Items from a data source:
☆ ☆ ☆
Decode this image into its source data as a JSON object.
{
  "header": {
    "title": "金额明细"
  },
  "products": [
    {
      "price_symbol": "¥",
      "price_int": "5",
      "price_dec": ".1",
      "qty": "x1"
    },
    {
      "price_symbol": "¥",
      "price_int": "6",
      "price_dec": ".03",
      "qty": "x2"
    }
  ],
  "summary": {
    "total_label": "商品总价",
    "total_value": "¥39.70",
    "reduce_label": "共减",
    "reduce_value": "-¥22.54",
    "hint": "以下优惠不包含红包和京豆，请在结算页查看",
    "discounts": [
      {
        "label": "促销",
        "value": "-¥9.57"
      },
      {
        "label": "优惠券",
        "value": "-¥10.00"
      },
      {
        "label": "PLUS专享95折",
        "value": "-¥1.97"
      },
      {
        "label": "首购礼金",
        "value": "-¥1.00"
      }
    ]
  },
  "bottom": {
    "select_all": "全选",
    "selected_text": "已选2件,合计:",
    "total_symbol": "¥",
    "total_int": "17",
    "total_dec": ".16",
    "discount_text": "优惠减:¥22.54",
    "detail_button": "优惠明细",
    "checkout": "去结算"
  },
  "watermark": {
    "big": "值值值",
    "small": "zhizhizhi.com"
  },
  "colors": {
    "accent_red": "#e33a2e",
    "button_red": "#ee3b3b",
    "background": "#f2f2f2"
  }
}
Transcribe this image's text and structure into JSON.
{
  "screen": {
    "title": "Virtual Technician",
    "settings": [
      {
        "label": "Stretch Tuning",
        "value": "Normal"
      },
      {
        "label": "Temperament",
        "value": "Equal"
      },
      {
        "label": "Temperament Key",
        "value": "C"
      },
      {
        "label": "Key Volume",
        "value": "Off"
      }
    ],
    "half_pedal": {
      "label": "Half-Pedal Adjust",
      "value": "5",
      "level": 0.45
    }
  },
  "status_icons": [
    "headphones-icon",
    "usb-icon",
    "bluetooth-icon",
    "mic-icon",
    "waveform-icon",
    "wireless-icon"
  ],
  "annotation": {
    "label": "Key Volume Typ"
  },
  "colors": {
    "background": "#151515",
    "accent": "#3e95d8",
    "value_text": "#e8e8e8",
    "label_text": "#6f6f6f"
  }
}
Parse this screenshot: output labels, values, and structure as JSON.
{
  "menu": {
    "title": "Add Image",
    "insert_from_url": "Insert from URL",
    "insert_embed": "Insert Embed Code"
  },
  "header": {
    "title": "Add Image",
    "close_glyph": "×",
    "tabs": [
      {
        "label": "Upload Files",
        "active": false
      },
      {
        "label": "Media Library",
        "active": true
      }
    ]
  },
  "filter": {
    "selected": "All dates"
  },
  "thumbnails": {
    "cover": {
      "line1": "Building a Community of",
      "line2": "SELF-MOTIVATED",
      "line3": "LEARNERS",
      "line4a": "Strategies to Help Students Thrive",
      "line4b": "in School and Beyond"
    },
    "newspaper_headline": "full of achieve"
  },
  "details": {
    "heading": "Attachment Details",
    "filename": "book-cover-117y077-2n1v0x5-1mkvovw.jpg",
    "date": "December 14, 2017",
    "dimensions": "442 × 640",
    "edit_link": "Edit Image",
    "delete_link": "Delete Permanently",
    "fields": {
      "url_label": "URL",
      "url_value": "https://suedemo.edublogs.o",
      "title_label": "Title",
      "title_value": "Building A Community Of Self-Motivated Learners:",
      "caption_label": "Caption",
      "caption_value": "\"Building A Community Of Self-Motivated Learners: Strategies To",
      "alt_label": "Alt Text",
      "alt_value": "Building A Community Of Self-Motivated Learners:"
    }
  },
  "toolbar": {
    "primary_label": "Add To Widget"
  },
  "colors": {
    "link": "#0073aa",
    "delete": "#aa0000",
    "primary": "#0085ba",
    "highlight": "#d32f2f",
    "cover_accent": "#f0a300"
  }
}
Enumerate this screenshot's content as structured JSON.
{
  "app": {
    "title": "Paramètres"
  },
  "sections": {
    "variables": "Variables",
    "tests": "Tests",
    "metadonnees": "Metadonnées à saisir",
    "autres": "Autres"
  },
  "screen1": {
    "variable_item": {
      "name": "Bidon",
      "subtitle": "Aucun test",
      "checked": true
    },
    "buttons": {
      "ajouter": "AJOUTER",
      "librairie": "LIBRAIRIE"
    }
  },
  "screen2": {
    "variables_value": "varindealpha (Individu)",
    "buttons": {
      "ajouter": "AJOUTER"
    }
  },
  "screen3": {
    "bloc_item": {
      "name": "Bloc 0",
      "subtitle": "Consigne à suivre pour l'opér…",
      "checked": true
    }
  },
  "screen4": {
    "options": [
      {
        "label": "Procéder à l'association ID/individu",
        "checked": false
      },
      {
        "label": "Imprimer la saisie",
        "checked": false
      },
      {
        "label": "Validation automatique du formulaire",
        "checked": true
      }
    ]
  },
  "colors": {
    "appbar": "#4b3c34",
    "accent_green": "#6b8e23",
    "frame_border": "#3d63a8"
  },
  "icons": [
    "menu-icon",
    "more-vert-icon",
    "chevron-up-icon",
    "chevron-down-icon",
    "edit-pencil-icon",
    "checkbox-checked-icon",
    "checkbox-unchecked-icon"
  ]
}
☆ ☆ ☆
**Aim:** The records above are to be repeated exactly, in their entirety.

**Reply:**
Decode this image into its source data as a JSON object.
{
  "header": {
    "title": "金额明细"
  },
  "products": [
    {
      "price_symbol": "¥",
      "price_int": "5",
      "price_dec": ".1",
      "qty": "x1"
    },
    {
      "price_symbol": "¥",
      "price_int": "6",
      "price_dec": ".03",
      "qty": "x2"
    }
  ],
  "summary": {
    "total_label": "商品总价",
    "total_value": "¥39.70",
    "reduce_label": "共减",
    "reduce_value": "-¥22.54",
    "hint": "以下优惠不包含红包和京豆，请在结算页查看",
    "discounts": [
      {
        "label": "促销",
        "value": "-¥9.57"
      },
      {
        "label": "优惠券",
        "value": "-¥10.00"
      },
      {
        "label": "PLUS专享95折",
        "value": "-¥1.97"
      },
      {
        "label": "首购礼金",
        "value": "-¥1.00"
      }
    ]
  },
  "bottom": {
    "select_all": "全选",
    "selected_text": "已选2件,合计:",
    "total_symbol": "¥",
    "total_int": "17",
    "total_dec": ".16",
    "discount_text": "优惠减:¥22.54",
    "detail_button": "优惠明细",
    "checkout": "去结算"
  },
  "watermark": {
    "big": "值值值",
    "small": "zhizhizhi.com"
  },
  "colors": {
    "accent_red": "#e33a2e",
    "button_red": "#ee3b3b",
    "background": "#f2f2f2"
  }
}
Transcribe this image's text and structure into JSON.
{
  "screen": {
    "title": "Virtual Technician",
    "settings": [
      {
        "label": "Stretch Tuning",
        "value": "Normal"
      },
      {
        "label": "Temperament",
        "value": "Equal"
      },
      {
        "label": "Temperament Key",
        "value": "C"
      },
      {
        "label": "Key Volume",
        "value": "Off"
      }
    ],
    "half_pedal": {
      "label": "Half-Pedal Adjust",
      "value": "5",
      "level": 0.45
    }
  },
  "status_icons": [
    "headphones-icon",
    "usb-icon",
    "bluetooth-icon",
    "mic-icon",
    "waveform-icon",
    "wireless-icon"
  ],
  "annotation": {
    "label": "Key Volume Typ"
  },
  "colors": {
    "background": "#151515",
    "accent": "#3e95d8",
    "value_text": "#e8e8e8",
    "label_text": "#6f6f6f"
  }
}
Parse this screenshot: output labels, values, and structure as JSON.
{
  "menu": {
    "title": "Add Image",
    "insert_from_url": "Insert from URL",
    "insert_embed": "Insert Embed Code"
  },
  "header": {
    "title": "Add Image",
    "close_glyph": "×",
    "tabs": [
      {
        "label": "Upload Files",
        "active": false
      },
      {
        "label": "Media Library",
        "active": true
      }
    ]
  },
  "filter": {
    "selected": "All dates"
  },
  "thumbnails": {
    "cover": {
      "line1": "Building a Community of",
      "line2": "SELF-MOTIVATED",
      "line3": "LEARNERS",
      "line4a": "Strategies to Help Students Thrive",
      "line4b": "in School and Beyond"
    },
    "newspaper_headline": "full of achieve"
  },
  "details": {
    "heading": "Attachment Details",
    "filename": "book-cover-117y077-2n1v0x5-1mkvovw.jpg",
    "date": "December 14, 2017",
    "dimensions": "442 × 640",
    "edit_link": "Edit Image",
    "delete_link": "Delete Permanently",
    "fields": {
      "url_label": "URL",
      "url_value": "https://suedemo.edublogs.o",
      "title_label": "Title",
      "title_value": "Building A Community Of Self-Motivated Learners:",
      "caption_label": "Caption",
      "caption_value": "\"Building A Community Of Self-Motivated Learners: Strategies To",
      "alt_label": "Alt Text",
      "alt_value": "Building A Community Of Self-Motivated Learners:"
    }
  },
  "toolbar": {
    "primary_label": "Add To Widget"
  },
  "colors": {
    "link": "#0073aa",
    "delete": "#aa0000",
    "primary": "#0085ba",
    "highlight": "#d32f2f",
    "cover_accent": "#f0a300"
  }
}
Enumerate this screenshot's content as structured JSON.
{
  "app": {
    "title": "Paramètres"
  },
  "sections": {
    "variables": "Variables",
    "tests": "Tests",
    "metadonnees": "Metadonnées à saisir",
    "autres": "Autres"
  },
  "screen1": {
    "variable_item": {
      "name": "Bidon",
      "subtitle": "Aucun test",
      "checked": true
    },
    "buttons": {
      "ajouter": "AJOUTER",
      "librairie": "LIBRAIRIE"
    }
  },
  "screen2": {
    "variables_value": "varindealpha (Individu)",
    "buttons": {
      "ajouter": "AJOUTER"
    }
  },
  "screen3": {
    "bloc_item": {
      "name": "Bloc 0",
      "subtitle": "Consigne à suivre pour l'opér…",
      "checked": true
    }
  },
  "screen4": {
    "options": [
      {
        "label": "Procéder à l'association ID/individu",
        "checked": false
      },
      {
        "label": "Imprimer la saisie",
        "checked": false
      },
      {
        "label": "Validation automatique du formulaire",
        "checked": true
      }
    ]
  },
  "colors": {
    "appbar": "#4b3c34",
    "accent_green": "#6b8e23",
    "frame_border": "#3d63a8"
  },
  "icons": [
    "menu-icon",
    "more-vert-icon",
    "chevron-up-icon",
    "chevron-down-icon",
    "edit-pencil-icon",
    "checkbox-checked-icon",
    "checkbox-unchecked-icon"
  ]
}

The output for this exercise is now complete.